> **Work required**
Copy every line of the data below exactly as given, except for the pictures.
━━━━━ Working data ━━━━━
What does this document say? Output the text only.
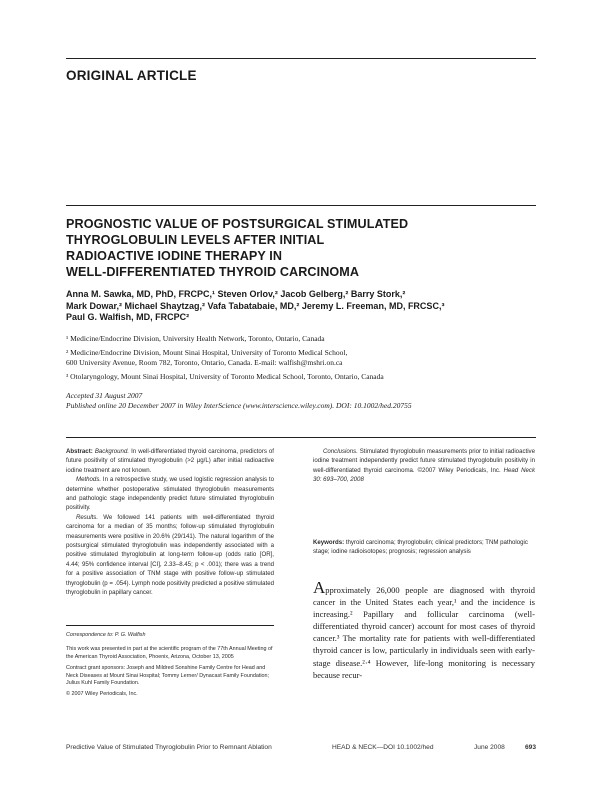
ORIGINAL ARTICLE
PROGNOSTIC VALUE OF POSTSURGICAL STIMULATED
THYROGLOBULIN LEVELS AFTER INITIAL
RADIOACTIVE IODINE THERAPY IN
WELL-DIFFERENTIATED THYROID CARCINOMA
Anna M. Sawka, MD, PhD, FRCPC,¹ Steven Orlov,² Jacob Gelberg,² Barry Stork,²
Mark Dowar,² Michael Shaytzag,² Vafa Tabatabaie, MD,² Jeremy L. Freeman, MD, FRCSC,³
Paul G. Walfish, MD, FRCPC²
¹ Medicine/Endocrine Division, University Health Network, Toronto, Ontario, Canada
² Medicine/Endocrine Division, Mount Sinai Hospital, University of Toronto Medical School,
600 University Avenue, Room 782, Toronto, Ontario, Canada. E-mail: walfish@mshri.on.ca
³ Otolaryngology, Mount Sinai Hospital, University of Toronto Medical School, Toronto, Ontario, Canada
Accepted 31 August 2007
Published online 20 December 2007 in Wiley InterScience (www.interscience.wiley.com). DOI: 10.1002/hed.20755

Abstract: Background. In well-differentiated thyroid carcinoma, predictors of future positivity of stimulated thyroglobulin (>2 μg/L) after initial radioactive iodine treatment are not known.

Methods. In a retrospective study, we used logistic regression analysis to determine whether postoperative stimulated thyroglobulin measurements and pathologic stage independently predict future stimulated thyroglobulin positivity.

Results. We followed 141 patients with well-differentiated thyroid carcinoma for a median of 35 months; follow-up stimulated thyroglobulin measurements were positive in 20.6% (29/141). The natural logarithm of the postsurgical stimulated thyroglobulin was independently associated with a positive stimulated thyroglobulin at long-term follow-up (odds ratio [OR], 4.44; 95% confidence interval [CI], 2.33–8.45; p < .001); there was a trend for a positive association of TNM stage with positive follow-up stimulated thyroglobulin (p = .054). Lymph node positivity predicted a positive stimulated thyroglobulin in papillary cancer.

Conclusions. Stimulated thyroglobulin measurements prior to initial radioactive iodine treatment independently predict future stimulated thyroglobulin positivity in well-differentiated thyroid carcinoma. ©2007 Wiley Periodicals, Inc. Head Neck 30: 693–700, 2008

Keywords: thyroid carcinoma; thyroglobulin; clinical predictors; TNM pathologic stage; iodine radioisotopes; prognosis; regression analysis
Approximately 26,000 people are diagnosed with thyroid cancer in the United States each year,¹ and the incidence is increasing.² Papillary and follicular carcinoma (well-differentiated thyroid cancer) account for most cases of thyroid cancer.³ The mortality rate for patients with well-differentiated thyroid cancer is low, particularly in individuals seen with early-stage disease.²·⁴ However, life-long monitoring is necessary because recur-

Correspondence to: P. G. Walfish

This work was presented in part at the scientific program of the 77th Annual Meeting of the American Thyroid Association, Phoenix, Arizona, October 13, 2005

Contract grant sponsors: Joseph and Mildred Sonshine Family Centre for Head and Neck Diseases at Mount Sinai Hospital; Tommy Lerner/ Dynacast Family Foundation; Julius Kuhl Family Foundation.

© 2007 Wiley Periodicals, Inc.

Predictive Value of Stimulated Thyroglobulin Prior to Remnant Ablation	HEAD & NECK—DOI 10.1002/hed	June 2008	693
━━━━━
> **Reply to the exercise**
What does this document say? Output the text only.
ORIGINAL ARTICLE
PROGNOSTIC VALUE OF POSTSURGICAL STIMULATED
THYROGLOBULIN LEVELS AFTER INITIAL
RADIOACTIVE IODINE THERAPY IN
WELL-DIFFERENTIATED THYROID CARCINOMA
Anna M. Sawka, MD, PhD, FRCPC,¹ Steven Orlov,² Jacob Gelberg,² Barry Stork,²
Mark Dowar,² Michael Shaytzag,² Vafa Tabatabaie, MD,² Jeremy L. Freeman, MD, FRCSC,³
Paul G. Walfish, MD, FRCPC²
¹ Medicine/Endocrine Division, University Health Network, Toronto, Ontario, Canada
² Medicine/Endocrine Division, Mount Sinai Hospital, University of Toronto Medical School,
600 University Avenue, Room 782, Toronto, Ontario, Canada. E-mail: walfish@mshri.on.ca
³ Otolaryngology, Mount Sinai Hospital, University of Toronto Medical School, Toronto, Ontario, Canada
Accepted 31 August 2007
Published online 20 December 2007 in Wiley InterScience (www.interscience.wiley.com). DOI: 10.1002/hed.20755

Abstract: Background. In well-differentiated thyroid carcinoma, predictors of future positivity of stimulated thyroglobulin (>2 μg/L) after initial radioactive iodine treatment are not known.

Methods. In a retrospective study, we used logistic regression analysis to determine whether postoperative stimulated thyroglobulin measurements and pathologic stage independently predict future stimulated thyroglobulin positivity.

Results. We followed 141 patients with well-differentiated thyroid carcinoma for a median of 35 months; follow-up stimulated thyroglobulin measurements were positive in 20.6% (29/141). The natural logarithm of the postsurgical stimulated thyroglobulin was independently associated with a positive stimulated thyroglobulin at long-term follow-up (odds ratio [OR], 4.44; 95% confidence interval [CI], 2.33–8.45; p < .001); there was a trend for a positive association of TNM stage with positive follow-up stimulated thyroglobulin (p = .054). Lymph node positivity predicted a positive stimulated thyroglobulin in papillary cancer.

Conclusions. Stimulated thyroglobulin measurements prior to initial radioactive iodine treatment independently predict future stimulated thyroglobulin positivity in well-differentiated thyroid carcinoma. ©2007 Wiley Periodicals, Inc. Head Neck 30: 693–700, 2008

Keywords: thyroid carcinoma; thyroglobulin; clinical predictors; TNM pathologic stage; iodine radioisotopes; prognosis; regression analysis
Approximately 26,000 people are diagnosed with thyroid cancer in the United States each year,¹ and the incidence is increasing.² Papillary and follicular carcinoma (well-differentiated thyroid cancer) account for most cases of thyroid cancer.³ The mortality rate for patients with well-differentiated thyroid cancer is low, particularly in individuals seen with early-stage disease.²·⁴ However, life-long monitoring is necessary because recur-

Correspondence to: P. G. Walfish

This work was presented in part at the scientific program of the 77th Annual Meeting of the American Thyroid Association, Phoenix, Arizona, October 13, 2005

Contract grant sponsors: Joseph and Mildred Sonshine Family Centre for Head and Neck Diseases at Mount Sinai Hospital; Tommy Lerner/ Dynacast Family Foundation; Julius Kuhl Family Foundation.

© 2007 Wiley Periodicals, Inc.

Predictive Value of Stimulated Thyroglobulin Prior to Remnant Ablation	HEAD & NECK—DOI 10.1002/hed	June 2008	693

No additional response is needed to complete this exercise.